INSTRUCTIONS TO FOLLOW:
Give every line again exactly as it appears, please, but not the pictures.

GIVEN RECORDS:
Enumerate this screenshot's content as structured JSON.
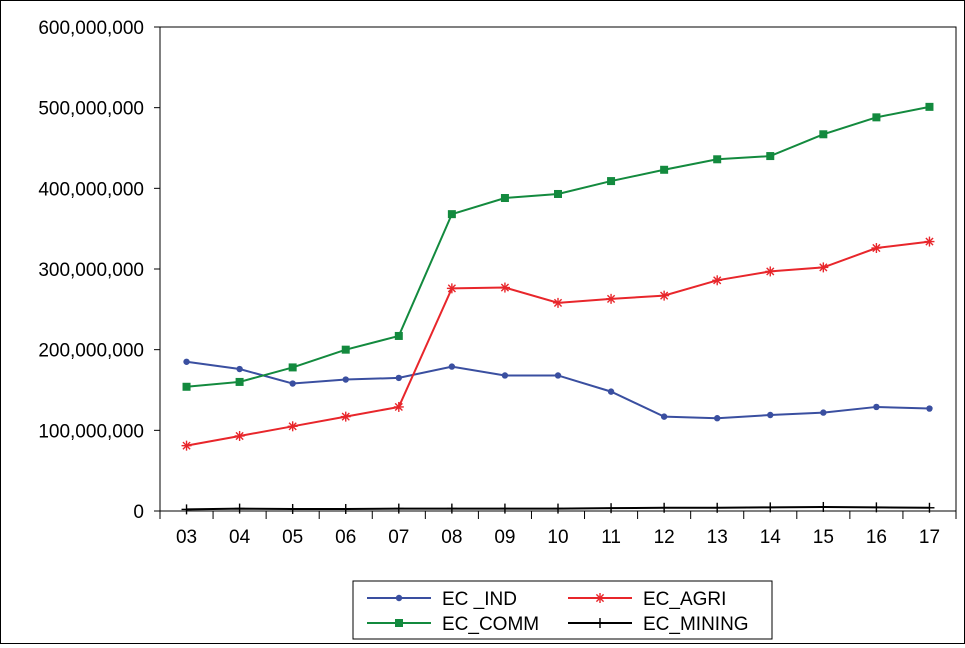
{
  "chart_data": {
    "type": "line",
    "title": "",
    "xlabel": "",
    "ylabel": "",
    "categories": [
      "03",
      "04",
      "05",
      "06",
      "07",
      "08",
      "09",
      "10",
      "11",
      "12",
      "13",
      "14",
      "15",
      "16",
      "17"
    ],
    "ylim": [
      0,
      600000000
    ],
    "yticks": [
      0,
      100000000,
      200000000,
      300000000,
      400000000,
      500000000,
      600000000
    ],
    "ytick_labels": [
      "0",
      "100,000,000",
      "200,000,000",
      "300,000,000",
      "400,000,000",
      "500,000,000",
      "600,000,000"
    ],
    "grid": false,
    "legend_position": "bottom",
    "series": [
      {
        "name": "EC _IND",
        "color": "#3a4fa0",
        "marker": "circle",
        "values": [
          185000000,
          176000000,
          158000000,
          163000000,
          165000000,
          179000000,
          168000000,
          168000000,
          148000000,
          117000000,
          115000000,
          119000000,
          122000000,
          129000000,
          127000000
        ]
      },
      {
        "name": "EC_AGRI",
        "color": "#e8262b",
        "marker": "star",
        "values": [
          81000000,
          93000000,
          105000000,
          117000000,
          129000000,
          276000000,
          277000000,
          258000000,
          263000000,
          267000000,
          286000000,
          297000000,
          302000000,
          326000000,
          334000000
        ]
      },
      {
        "name": "EC_COMM",
        "color": "#138a3e",
        "marker": "square",
        "values": [
          154000000,
          160000000,
          178000000,
          200000000,
          217000000,
          368000000,
          388000000,
          393000000,
          409000000,
          423000000,
          436000000,
          440000000,
          467000000,
          488000000,
          501000000
        ]
      },
      {
        "name": "EC_MINING",
        "color": "#000000",
        "marker": "plus",
        "values": [
          2000000,
          3000000,
          2500000,
          2500000,
          3000000,
          3000000,
          3000000,
          3000000,
          3500000,
          4000000,
          4000000,
          4500000,
          5000000,
          4500000,
          4000000
        ]
      }
    ]
  }
}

FINISHED ANSWER:
Enumerate this screenshot's content as structured JSON.
{
  "chart_data": {
    "type": "line",
    "title": "",
    "xlabel": "",
    "ylabel": "",
    "categories": [
      "03",
      "04",
      "05",
      "06",
      "07",
      "08",
      "09",
      "10",
      "11",
      "12",
      "13",
      "14",
      "15",
      "16",
      "17"
    ],
    "ylim": [
      0,
      600000000
    ],
    "yticks": [
      0,
      100000000,
      200000000,
      300000000,
      400000000,
      500000000,
      600000000
    ],
    "ytick_labels": [
      "0",
      "100,000,000",
      "200,000,000",
      "300,000,000",
      "400,000,000",
      "500,000,000",
      "600,000,000"
    ],
    "grid": false,
    "legend_position": "bottom",
    "series": [
      {
        "name": "EC _IND",
        "color": "#3a4fa0",
        "marker": "circle",
        "values": [
          185000000,
          176000000,
          158000000,
          163000000,
          165000000,
          179000000,
          168000000,
          168000000,
          148000000,
          117000000,
          115000000,
          119000000,
          122000000,
          129000000,
          127000000
        ]
      },
      {
        "name": "EC_AGRI",
        "color": "#e8262b",
        "marker": "star",
        "values": [
          81000000,
          93000000,
          105000000,
          117000000,
          129000000,
          276000000,
          277000000,
          258000000,
          263000000,
          267000000,
          286000000,
          297000000,
          302000000,
          326000000,
          334000000
        ]
      },
      {
        "name": "EC_COMM",
        "color": "#138a3e",
        "marker": "square",
        "values": [
          154000000,
          160000000,
          178000000,
          200000000,
          217000000,
          368000000,
          388000000,
          393000000,
          409000000,
          423000000,
          436000000,
          440000000,
          467000000,
          488000000,
          501000000
        ]
      },
      {
        "name": "EC_MINING",
        "color": "#000000",
        "marker": "plus",
        "values": [
          2000000,
          3000000,
          2500000,
          2500000,
          3000000,
          3000000,
          3000000,
          3000000,
          3500000,
          4000000,
          4000000,
          4500000,
          5000000,
          4500000,
          4000000
        ]
      }
    ]
  }
}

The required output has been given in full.